TASK
Wherever the string "техніки" occurs in a line of these records, report that line.

--- Start GIVEN RECORDS ---

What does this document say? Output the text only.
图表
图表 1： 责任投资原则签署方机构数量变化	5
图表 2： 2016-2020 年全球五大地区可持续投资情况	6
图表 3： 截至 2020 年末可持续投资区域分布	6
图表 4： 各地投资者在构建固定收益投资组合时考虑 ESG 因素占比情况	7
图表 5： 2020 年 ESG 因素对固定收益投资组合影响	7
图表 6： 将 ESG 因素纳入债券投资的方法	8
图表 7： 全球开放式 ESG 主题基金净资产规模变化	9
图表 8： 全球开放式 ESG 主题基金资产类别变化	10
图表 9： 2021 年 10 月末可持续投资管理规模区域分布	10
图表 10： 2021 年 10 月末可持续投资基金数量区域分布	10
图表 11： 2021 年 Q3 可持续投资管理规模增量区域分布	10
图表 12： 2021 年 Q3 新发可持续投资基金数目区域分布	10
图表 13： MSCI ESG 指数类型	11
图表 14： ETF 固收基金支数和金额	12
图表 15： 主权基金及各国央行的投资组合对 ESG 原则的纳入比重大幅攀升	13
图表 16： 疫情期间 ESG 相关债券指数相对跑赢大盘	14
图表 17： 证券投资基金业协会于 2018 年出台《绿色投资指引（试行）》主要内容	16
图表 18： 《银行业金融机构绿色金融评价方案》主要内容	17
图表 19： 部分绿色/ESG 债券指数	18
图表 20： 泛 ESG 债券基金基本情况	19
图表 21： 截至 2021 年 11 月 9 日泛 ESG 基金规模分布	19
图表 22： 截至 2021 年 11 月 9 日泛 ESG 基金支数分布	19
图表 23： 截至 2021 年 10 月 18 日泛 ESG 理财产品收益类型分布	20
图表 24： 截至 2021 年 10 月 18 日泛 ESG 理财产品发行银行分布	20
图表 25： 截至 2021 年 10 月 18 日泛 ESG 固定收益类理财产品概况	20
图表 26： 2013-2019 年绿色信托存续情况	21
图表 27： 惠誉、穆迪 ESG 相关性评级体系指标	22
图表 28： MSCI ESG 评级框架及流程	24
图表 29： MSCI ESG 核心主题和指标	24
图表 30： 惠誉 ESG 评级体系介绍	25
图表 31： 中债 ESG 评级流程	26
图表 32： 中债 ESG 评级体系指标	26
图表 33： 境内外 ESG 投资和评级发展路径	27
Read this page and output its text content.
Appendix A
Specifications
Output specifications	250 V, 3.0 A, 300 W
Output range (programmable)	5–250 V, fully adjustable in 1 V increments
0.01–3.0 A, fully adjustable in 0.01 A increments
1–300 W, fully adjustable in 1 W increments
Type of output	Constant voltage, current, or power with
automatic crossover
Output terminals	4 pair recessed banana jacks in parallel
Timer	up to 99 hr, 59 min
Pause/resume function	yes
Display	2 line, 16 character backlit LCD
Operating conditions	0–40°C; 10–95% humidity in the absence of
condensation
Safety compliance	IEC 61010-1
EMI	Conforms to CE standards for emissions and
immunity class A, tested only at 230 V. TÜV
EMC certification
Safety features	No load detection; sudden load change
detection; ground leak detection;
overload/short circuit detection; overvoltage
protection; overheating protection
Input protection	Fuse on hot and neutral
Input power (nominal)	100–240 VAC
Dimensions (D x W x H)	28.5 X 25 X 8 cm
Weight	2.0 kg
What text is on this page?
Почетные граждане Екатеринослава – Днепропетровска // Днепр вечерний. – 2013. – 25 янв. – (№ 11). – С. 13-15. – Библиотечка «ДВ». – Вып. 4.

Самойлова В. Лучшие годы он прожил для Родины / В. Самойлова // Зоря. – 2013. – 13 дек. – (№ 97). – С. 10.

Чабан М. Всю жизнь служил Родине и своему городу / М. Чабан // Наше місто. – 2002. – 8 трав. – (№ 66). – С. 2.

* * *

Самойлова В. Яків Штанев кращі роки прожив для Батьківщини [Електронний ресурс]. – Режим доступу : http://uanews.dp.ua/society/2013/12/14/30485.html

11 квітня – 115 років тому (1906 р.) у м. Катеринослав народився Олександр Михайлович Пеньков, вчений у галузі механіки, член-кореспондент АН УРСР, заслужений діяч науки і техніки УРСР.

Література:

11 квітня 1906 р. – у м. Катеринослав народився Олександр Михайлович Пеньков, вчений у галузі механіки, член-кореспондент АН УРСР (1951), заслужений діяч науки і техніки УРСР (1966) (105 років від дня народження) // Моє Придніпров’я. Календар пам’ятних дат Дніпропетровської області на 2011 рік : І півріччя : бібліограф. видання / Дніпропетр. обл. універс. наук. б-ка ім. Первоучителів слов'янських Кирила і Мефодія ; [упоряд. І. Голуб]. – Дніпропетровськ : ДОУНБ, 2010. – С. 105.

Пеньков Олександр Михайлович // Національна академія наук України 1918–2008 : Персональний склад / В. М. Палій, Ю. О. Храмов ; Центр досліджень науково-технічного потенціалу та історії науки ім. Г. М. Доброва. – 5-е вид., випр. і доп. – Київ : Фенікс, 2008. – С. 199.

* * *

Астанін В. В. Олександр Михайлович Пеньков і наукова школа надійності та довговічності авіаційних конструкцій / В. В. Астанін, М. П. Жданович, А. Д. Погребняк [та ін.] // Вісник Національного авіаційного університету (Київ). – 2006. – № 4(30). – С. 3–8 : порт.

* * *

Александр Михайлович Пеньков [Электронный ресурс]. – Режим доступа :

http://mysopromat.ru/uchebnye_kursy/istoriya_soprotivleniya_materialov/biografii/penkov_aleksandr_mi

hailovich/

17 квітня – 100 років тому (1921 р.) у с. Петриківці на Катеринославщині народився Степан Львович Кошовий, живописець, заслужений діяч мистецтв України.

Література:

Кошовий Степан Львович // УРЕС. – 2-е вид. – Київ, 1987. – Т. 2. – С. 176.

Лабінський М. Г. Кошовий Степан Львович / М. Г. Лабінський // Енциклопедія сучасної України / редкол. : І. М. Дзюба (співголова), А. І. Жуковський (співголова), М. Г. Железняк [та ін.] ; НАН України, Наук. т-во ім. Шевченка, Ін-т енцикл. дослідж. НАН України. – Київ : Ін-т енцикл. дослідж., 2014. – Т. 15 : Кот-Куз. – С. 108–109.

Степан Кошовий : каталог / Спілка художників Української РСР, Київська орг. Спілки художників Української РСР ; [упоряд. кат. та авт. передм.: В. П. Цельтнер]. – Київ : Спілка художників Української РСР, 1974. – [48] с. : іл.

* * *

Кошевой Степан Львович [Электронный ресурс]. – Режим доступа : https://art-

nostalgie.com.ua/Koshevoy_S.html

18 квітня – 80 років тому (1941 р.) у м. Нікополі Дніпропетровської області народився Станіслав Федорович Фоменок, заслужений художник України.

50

--- End GIVEN RECORDS ---

SOLUTION TO THIS TASK
11 квітня – 115 років тому (1906 р.) у м. Катеринослав народився Олександр Михайлович Пеньков, вчений у галузі механіки, член-кореспондент АН УРСР, заслужений діяч науки і техніки УРСР.
11 квітня 1906 р. – у м. Катеринослав народився Олександр Михайлович Пеньков, вчений у галузі механіки, член-кореспондент АН УРСР (1951), заслужений діяч науки і техніки УРСР (1966) (105 років від дня народження) // Моє Придніпров’я. Календар пам’ятних дат Дніпропетровської області на 2011 рік : І півріччя : бібліограф. видання / Дніпропетр. обл. універс. наук. б-ка ім. Первоучителів слов'янських Кирила і Мефодія ; [упоряд. І. Голуб]. – Дніпропетровськ : ДОУНБ, 2010. – С. 105.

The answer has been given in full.